(Excerpt from a dataset)
---

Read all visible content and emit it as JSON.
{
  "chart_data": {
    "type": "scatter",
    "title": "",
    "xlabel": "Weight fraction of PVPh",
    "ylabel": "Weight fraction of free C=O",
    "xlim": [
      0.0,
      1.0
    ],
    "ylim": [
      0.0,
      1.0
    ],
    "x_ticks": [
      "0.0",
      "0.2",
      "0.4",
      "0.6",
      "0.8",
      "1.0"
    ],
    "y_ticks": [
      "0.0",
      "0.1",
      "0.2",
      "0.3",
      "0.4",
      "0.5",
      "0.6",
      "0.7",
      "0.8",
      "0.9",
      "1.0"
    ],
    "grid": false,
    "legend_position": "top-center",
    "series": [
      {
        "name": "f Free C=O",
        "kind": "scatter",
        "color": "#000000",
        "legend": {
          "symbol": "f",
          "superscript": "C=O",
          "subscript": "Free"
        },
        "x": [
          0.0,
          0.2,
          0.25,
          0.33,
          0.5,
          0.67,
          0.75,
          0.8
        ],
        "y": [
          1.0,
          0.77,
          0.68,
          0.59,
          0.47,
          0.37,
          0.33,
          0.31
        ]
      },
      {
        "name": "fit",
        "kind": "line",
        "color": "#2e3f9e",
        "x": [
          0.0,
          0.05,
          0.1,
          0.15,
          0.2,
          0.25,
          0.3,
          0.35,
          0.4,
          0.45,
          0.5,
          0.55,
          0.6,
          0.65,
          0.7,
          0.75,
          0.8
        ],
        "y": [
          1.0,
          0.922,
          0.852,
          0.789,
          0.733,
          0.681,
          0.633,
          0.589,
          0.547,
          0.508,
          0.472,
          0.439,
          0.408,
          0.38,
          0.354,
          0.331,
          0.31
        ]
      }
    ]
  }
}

---

# Problem description
From the entries above, extract every line where the word "fraction" appears.

# Reply
    "xlabel": "Weight fraction of PVPh",
    "ylabel": "Weight fraction of free C=O",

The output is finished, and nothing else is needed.